== Problems ==
1) According to the article on the L.A. River tour, on what date does the tour conclude in Long Beach?
2) Reproduce the passage about the L.A. River Music Armada Tour word for word, starting at "Four months of" and ending at "on February 20.".
3) Render this sentence from the article on the L.A. River tour in Spanish: "Four months of planning later, the band is here in Long Beach making preparations to undertake their three-show L.A. River Music Armada Tour, which begins February 17 in the San Fernando Valley, winds into downtown L.A. the following day, and concludes here in Long Beach on February 20."

== Given text ==
+ + + + +
That 10-day adventure went so swimmingly (except, you know, in a boat) that the band almost immediately began to consider where to do the next one.
   
“We started reading up, and all of a sudden there was all this political energy around the L.A. River,” says Fort, referring in part to last summer’s recategorization of the Los Angeles River by the Environmental Protection Agency to traditional navigable river. “And it just seemed to make sense.”
   
Four months of planning later, the band is here in Long Beach making preparations to undertake their three-show L.A. River Music Armada Tour, which begins February 17 in the San Fernando Valley, winds into downtown L.A. the following day, and concludes here in Long Beach on February 20.
   
“It was just a light bulb that went off in my head: ‘This could be done, and it should be done,'” recalls Fort, who, aside from wanting to draw people down to the water (he’s a professional canoe instructor with eco-conservationist passions), thinks of the whole deal as a kind of “multitasking, [since] it combines my two favorite things: music and being on the water.”
   
“We’re calling it the L.A. River Music Armada,” says Fort of the tour. “[Because] it’s intended to have more and more people join. It’s a call, I hope, to a bigger community. […] With the right response, we could be doing this annually. We could be creating a network.”
   
Lesley Brown (vocals and violin) reports that the original Assiniboine tour was intended as a one-time-only event, “but after doing it we realized that after doing all that groundwork, it’s laid out and ready to be an annual thing. So we’re going to be doing that one again this coming summer. That could happen with this one as well. We’re doing three shows this time, but if people here want to get involved, that would make it easier for us to come back and do it again, with some network already in place.”
+ + + + +
== Source data ==
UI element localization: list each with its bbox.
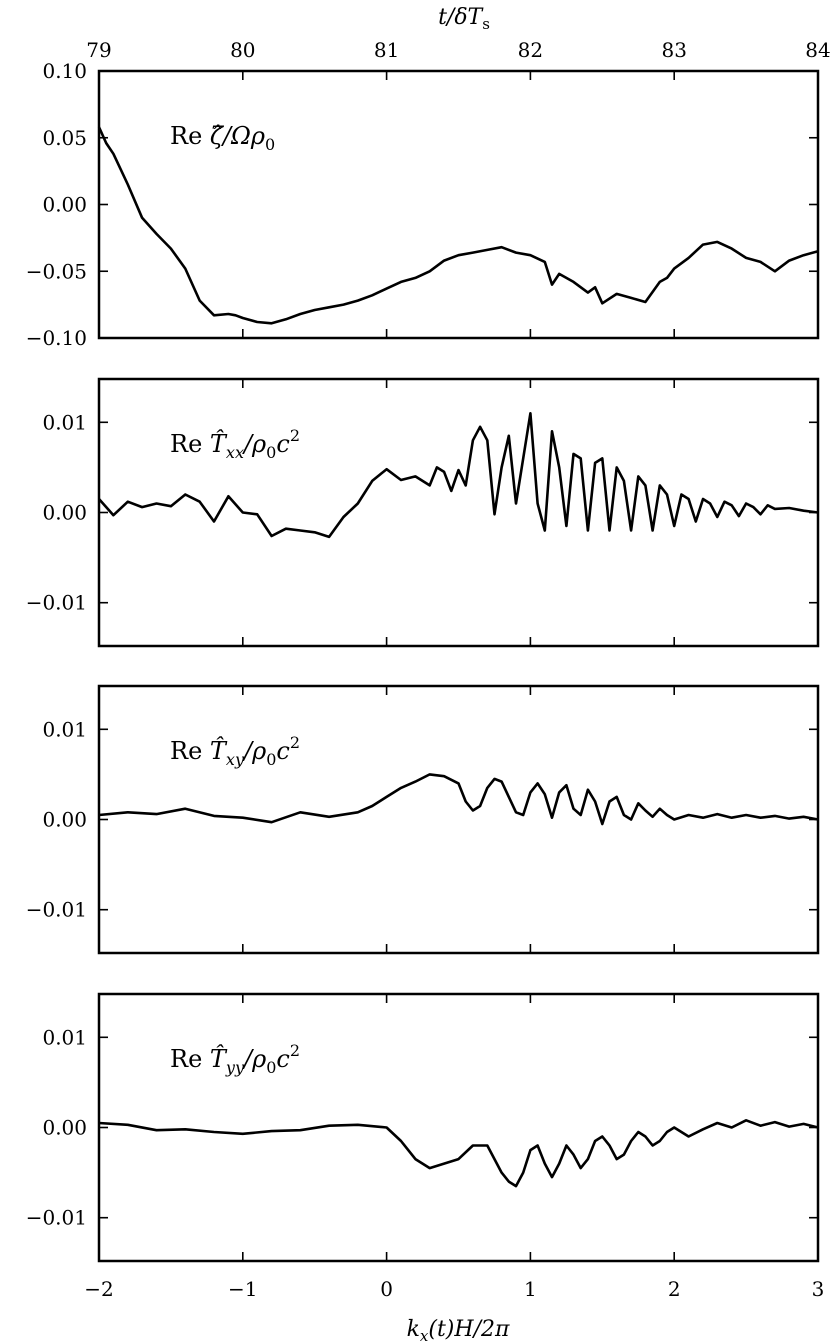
+ + + + +
== Solutions by task ==
1) February 20

2)
Four months of planning later, the band is here in Long Beach making preparations to undertake their three-show L.A. River Music Armada Tour, which begins February 17 in the San Fernando Valley, winds into downtown L.A. the following day, and concludes here in Long Beach on February 20.

3) Cuatro meses de planificación después, la banda está aquí en Long Beach preparándose para emprender su gira de tres conciertos, la L.A. River Music Armada Tour, que comienza el 17 de febrero en el Valle de San Fernando, sigue hacia el centro de L.A. al día siguiente y concluye aquí en Long Beach el 20 de febrero.